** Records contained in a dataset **
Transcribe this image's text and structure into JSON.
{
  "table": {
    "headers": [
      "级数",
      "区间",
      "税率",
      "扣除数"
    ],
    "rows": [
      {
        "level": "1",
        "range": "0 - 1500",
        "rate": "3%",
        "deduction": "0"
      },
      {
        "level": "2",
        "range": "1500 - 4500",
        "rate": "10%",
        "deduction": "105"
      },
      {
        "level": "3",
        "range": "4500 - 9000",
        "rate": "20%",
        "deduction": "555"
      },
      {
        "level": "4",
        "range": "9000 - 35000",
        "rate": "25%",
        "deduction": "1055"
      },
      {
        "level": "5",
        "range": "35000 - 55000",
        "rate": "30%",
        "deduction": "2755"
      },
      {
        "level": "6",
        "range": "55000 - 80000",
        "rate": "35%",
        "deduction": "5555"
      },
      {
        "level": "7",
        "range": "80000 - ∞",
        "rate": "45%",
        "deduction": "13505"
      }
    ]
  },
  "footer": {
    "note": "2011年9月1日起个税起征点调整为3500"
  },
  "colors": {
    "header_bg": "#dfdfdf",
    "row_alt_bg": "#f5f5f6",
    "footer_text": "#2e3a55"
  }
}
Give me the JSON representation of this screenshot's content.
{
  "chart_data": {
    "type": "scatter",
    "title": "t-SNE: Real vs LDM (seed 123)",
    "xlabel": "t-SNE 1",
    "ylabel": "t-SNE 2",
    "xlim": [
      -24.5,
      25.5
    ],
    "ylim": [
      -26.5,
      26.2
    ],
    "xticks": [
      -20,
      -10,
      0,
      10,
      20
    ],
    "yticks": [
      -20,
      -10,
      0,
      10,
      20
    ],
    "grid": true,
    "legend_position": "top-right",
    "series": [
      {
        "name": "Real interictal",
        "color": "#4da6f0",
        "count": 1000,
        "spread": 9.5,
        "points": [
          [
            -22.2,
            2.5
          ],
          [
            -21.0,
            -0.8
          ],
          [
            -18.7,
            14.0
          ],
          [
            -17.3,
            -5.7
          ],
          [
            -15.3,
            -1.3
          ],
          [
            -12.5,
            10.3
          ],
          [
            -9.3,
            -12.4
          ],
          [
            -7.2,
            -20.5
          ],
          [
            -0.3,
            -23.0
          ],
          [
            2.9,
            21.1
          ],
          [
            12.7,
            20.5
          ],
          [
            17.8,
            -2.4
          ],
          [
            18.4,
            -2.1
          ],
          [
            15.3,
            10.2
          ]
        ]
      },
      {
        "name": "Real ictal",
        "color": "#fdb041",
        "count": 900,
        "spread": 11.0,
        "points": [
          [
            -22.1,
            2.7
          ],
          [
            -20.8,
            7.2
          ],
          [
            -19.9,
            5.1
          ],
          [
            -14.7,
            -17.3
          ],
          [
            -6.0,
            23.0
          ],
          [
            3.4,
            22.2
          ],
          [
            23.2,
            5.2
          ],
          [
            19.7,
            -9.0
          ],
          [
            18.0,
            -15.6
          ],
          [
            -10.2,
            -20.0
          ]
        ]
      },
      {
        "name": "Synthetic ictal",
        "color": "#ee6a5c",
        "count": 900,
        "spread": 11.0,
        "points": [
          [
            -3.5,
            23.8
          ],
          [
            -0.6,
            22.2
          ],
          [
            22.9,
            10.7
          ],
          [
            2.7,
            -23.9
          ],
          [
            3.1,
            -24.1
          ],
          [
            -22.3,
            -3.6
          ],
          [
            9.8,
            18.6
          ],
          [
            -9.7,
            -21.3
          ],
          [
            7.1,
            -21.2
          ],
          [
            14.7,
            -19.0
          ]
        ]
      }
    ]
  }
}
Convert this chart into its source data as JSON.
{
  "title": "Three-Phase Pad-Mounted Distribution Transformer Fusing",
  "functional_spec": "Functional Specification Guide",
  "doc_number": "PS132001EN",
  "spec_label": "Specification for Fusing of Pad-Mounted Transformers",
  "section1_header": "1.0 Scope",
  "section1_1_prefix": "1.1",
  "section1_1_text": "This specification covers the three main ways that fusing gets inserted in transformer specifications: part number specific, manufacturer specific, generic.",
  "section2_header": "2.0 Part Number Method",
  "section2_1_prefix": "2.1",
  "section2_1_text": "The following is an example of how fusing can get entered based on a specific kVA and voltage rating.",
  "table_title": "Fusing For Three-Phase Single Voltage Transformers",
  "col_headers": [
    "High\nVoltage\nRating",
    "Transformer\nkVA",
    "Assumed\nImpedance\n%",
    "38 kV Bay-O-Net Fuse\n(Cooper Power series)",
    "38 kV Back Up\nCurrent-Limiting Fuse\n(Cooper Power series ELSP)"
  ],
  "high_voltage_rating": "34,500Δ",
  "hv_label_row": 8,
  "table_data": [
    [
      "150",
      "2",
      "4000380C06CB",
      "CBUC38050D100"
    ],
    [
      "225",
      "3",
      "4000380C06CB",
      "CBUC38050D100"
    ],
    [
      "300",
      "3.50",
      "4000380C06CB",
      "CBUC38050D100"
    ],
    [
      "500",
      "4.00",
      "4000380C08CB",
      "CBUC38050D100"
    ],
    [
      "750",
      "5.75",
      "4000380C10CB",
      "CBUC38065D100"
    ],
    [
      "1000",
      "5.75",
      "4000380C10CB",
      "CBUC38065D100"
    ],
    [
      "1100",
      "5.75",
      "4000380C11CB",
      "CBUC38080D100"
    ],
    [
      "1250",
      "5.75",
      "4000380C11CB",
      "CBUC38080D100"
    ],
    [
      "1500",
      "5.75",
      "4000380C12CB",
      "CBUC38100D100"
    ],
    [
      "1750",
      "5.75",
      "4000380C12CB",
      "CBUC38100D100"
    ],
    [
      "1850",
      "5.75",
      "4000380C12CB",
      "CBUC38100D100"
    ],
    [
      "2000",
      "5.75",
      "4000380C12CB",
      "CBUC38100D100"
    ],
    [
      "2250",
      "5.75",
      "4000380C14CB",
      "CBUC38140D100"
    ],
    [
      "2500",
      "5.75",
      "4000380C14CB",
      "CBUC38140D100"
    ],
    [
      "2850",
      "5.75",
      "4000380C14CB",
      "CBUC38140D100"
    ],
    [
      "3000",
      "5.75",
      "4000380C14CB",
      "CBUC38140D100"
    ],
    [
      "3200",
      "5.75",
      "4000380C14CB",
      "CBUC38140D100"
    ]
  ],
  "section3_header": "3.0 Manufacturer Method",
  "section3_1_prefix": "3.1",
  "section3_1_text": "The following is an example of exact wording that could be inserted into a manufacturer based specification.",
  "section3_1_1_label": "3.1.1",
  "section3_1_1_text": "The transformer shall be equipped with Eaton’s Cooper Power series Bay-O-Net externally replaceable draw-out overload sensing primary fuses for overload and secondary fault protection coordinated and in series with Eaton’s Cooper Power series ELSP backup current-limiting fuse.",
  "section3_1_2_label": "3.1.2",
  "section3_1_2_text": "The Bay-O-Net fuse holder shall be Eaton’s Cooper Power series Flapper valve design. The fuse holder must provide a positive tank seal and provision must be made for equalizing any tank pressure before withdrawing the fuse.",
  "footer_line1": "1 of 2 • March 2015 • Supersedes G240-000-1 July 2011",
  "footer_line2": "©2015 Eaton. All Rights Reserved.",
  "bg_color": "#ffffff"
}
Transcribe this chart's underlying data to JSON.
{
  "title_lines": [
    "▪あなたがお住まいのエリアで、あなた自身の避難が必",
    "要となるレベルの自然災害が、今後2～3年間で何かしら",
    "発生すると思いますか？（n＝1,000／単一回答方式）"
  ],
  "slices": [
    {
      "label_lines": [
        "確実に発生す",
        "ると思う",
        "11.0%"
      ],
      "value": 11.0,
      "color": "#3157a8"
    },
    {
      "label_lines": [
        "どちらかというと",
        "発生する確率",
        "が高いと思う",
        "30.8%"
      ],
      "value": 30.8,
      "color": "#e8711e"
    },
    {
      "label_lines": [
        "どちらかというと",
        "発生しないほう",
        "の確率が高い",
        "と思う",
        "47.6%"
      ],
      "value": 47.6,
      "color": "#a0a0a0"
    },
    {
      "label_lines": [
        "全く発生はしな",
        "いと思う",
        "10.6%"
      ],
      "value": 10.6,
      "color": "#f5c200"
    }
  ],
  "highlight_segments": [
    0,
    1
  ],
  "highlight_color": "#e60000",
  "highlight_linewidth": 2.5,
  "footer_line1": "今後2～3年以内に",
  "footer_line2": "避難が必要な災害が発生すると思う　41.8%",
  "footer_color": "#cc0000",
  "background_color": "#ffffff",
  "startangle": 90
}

** WRITTEN EXERCISE **
Only lines with the word "deduction" should be collected from the material.

** EXERCISE RESULT **
        "deduction": "0"
        "deduction": "105"
        "deduction": "555"
        "deduction": "1055"
        "deduction": "2755"
        "deduction": "5555"
        "deduction": "13505"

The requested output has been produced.